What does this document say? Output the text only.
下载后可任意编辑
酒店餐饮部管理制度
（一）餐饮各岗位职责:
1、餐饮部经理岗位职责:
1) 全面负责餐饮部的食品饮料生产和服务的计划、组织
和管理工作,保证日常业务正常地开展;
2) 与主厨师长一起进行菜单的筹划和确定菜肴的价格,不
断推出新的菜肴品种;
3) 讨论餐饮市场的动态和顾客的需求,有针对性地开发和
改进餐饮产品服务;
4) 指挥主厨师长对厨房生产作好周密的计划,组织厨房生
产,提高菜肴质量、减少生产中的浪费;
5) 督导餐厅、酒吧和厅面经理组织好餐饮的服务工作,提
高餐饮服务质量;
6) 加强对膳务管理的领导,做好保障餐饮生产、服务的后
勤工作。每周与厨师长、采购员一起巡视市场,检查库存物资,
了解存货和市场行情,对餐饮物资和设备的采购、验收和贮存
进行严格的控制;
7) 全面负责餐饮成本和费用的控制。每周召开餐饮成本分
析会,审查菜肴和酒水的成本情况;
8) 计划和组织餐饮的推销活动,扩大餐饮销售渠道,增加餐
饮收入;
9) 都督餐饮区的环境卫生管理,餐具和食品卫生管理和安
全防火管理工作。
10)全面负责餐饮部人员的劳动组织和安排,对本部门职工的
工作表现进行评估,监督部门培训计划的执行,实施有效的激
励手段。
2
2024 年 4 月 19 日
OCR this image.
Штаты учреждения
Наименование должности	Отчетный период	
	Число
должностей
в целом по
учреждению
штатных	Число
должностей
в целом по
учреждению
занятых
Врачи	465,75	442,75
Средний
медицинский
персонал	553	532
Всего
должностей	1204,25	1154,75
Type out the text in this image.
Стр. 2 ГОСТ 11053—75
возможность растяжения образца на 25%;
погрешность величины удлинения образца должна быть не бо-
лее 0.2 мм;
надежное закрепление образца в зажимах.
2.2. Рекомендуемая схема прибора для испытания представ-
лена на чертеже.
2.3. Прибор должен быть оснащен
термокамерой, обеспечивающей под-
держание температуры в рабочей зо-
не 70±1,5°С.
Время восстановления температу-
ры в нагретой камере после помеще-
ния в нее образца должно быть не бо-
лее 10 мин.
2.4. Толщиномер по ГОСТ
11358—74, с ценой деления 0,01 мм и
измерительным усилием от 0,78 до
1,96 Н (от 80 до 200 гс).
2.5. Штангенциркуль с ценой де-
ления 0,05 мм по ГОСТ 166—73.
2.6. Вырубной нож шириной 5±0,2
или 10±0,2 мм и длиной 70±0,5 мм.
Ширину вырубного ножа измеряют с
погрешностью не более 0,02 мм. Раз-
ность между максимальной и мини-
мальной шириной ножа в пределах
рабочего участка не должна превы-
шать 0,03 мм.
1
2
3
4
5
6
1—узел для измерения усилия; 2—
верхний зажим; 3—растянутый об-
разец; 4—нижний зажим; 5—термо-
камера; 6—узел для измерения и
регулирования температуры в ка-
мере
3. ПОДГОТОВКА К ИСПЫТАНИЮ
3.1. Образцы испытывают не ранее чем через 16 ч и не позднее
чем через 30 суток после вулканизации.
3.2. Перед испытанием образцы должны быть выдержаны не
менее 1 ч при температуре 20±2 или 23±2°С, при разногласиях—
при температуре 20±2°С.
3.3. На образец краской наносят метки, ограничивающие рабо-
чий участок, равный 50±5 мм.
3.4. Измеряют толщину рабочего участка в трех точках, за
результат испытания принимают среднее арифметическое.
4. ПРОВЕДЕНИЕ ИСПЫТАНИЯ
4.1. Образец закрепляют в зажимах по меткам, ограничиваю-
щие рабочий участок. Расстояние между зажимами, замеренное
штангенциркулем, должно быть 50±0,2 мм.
────────
- **WORK TO BE COMPLETED**
Only the number is wanted: how many lines of these entries contain the string "должна"?

- **FINISHED ANSWER**
2